BEGIN DATA FOR THE TASK

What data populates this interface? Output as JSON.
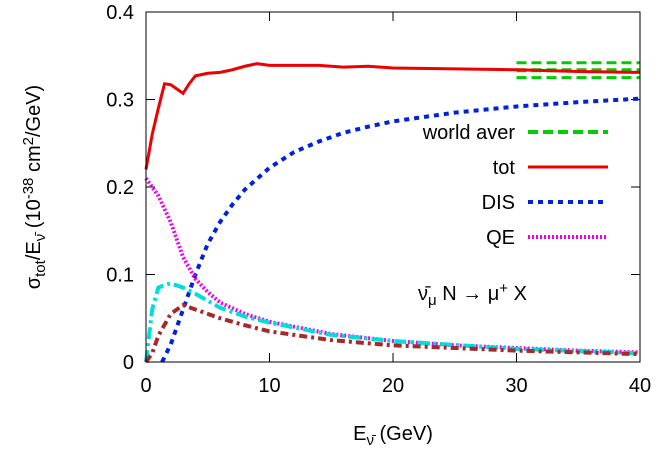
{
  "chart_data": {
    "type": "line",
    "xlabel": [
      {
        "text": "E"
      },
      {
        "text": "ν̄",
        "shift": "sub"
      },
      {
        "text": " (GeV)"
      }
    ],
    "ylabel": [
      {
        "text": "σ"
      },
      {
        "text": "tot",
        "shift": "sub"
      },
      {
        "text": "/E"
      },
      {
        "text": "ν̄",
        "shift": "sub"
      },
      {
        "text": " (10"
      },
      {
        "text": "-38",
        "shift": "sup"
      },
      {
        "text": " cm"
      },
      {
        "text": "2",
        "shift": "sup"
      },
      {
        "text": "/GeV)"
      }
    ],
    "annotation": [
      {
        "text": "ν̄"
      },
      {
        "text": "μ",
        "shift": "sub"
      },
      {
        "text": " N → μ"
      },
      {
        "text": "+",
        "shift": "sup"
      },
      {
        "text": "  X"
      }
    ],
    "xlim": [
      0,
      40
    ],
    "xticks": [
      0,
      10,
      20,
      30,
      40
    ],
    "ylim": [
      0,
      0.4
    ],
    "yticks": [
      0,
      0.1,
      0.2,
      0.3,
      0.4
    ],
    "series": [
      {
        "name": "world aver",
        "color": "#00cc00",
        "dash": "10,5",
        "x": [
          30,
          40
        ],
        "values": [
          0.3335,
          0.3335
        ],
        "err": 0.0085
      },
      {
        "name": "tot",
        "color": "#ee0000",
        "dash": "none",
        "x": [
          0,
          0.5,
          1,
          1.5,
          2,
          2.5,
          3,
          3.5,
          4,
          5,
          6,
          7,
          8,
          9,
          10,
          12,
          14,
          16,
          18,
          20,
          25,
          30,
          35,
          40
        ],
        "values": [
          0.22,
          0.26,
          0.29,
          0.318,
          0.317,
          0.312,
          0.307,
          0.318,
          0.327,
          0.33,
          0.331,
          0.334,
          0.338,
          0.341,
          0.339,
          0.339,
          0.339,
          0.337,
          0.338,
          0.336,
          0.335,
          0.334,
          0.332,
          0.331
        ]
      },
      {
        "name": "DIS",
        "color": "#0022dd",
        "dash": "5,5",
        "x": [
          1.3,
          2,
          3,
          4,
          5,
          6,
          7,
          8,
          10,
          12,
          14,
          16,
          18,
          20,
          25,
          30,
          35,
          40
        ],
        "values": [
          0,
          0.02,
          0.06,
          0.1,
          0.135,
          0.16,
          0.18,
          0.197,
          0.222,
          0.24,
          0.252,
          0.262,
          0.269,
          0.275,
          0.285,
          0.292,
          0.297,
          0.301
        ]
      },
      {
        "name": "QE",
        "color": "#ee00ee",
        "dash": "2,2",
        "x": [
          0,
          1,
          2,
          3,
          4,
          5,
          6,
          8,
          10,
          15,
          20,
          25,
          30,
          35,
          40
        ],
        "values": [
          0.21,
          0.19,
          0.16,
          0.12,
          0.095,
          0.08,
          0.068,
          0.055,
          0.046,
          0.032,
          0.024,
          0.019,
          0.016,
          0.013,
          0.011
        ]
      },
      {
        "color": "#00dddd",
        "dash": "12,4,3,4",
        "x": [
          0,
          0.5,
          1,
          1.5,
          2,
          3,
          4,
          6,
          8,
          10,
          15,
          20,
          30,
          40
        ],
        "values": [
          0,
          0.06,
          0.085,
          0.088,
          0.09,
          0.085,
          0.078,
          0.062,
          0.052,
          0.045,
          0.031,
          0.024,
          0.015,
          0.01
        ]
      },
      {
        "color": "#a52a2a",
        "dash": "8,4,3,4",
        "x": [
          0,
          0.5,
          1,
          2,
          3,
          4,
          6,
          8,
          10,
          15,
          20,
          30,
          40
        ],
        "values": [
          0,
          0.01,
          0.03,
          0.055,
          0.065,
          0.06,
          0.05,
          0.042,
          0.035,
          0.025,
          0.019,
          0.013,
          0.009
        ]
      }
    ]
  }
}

END DATA FOR THE TASK
BEGIN DATA FOR THE TASK

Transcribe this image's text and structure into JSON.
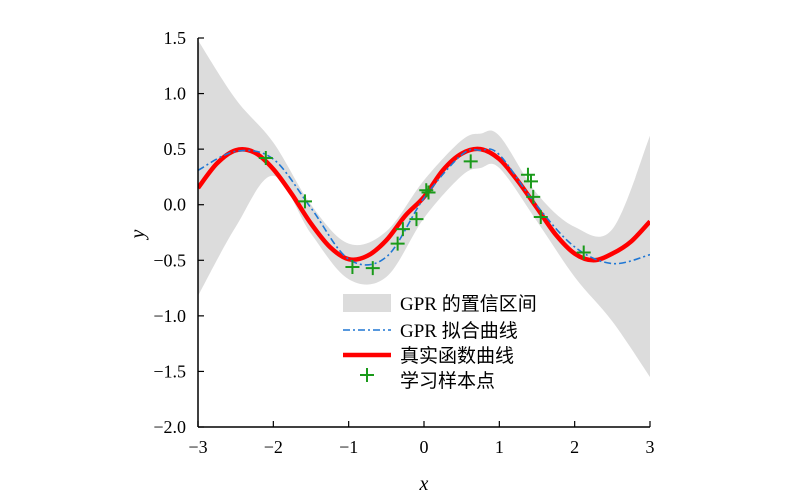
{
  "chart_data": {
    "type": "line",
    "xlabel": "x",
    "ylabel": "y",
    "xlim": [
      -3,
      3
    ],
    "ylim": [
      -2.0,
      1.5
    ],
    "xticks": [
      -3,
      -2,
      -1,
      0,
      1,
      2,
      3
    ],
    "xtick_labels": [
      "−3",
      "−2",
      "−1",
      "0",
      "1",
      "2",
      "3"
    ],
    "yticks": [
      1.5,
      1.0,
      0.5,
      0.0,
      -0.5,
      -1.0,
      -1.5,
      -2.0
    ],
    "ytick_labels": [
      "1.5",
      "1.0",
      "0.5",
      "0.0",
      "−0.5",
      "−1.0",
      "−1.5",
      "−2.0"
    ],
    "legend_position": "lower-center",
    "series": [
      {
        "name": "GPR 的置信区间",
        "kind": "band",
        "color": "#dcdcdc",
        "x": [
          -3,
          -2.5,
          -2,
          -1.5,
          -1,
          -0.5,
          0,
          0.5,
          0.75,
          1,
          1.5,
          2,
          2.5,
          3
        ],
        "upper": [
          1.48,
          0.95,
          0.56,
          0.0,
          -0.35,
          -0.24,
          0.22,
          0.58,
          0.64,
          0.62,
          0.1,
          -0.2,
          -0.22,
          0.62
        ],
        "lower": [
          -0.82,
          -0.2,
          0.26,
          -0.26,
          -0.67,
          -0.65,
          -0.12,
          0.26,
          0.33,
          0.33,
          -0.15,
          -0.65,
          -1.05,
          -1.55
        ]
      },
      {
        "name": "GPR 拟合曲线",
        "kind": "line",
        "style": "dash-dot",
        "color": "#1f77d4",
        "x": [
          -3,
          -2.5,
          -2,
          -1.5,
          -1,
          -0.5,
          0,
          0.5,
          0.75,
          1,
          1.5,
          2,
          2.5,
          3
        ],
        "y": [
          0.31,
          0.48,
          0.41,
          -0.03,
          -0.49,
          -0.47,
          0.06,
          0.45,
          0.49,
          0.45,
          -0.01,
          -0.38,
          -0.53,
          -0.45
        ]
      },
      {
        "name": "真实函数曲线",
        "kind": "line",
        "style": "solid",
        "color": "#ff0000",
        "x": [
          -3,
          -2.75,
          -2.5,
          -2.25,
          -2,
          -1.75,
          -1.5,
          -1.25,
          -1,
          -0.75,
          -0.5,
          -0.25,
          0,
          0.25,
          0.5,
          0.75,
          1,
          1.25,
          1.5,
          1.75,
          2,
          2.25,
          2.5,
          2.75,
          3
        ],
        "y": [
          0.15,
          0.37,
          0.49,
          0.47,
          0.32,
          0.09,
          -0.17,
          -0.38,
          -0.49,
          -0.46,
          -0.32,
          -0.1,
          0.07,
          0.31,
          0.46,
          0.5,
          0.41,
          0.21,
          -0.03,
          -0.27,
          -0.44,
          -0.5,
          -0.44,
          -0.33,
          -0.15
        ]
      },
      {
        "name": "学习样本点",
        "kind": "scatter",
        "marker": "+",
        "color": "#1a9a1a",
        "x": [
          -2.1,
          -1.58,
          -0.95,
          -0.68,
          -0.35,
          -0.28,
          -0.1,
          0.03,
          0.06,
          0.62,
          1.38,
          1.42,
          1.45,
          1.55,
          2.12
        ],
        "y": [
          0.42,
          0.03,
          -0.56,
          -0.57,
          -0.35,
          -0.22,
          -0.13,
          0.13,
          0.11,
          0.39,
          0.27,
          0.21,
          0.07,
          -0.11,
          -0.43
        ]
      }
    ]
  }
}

END DATA FOR THE TASK

PROBLEM –
Reproduce each line holding the word "dash".

RESPONSE TO THE TASK –
        "dash": "10,5",
        "dash": "none",
        "dash": "5,5",
        "dash": "2,2",
        "dash": "12,4,3,4",
        "dash": "8,4,3,4",
        "style": "dash-dot",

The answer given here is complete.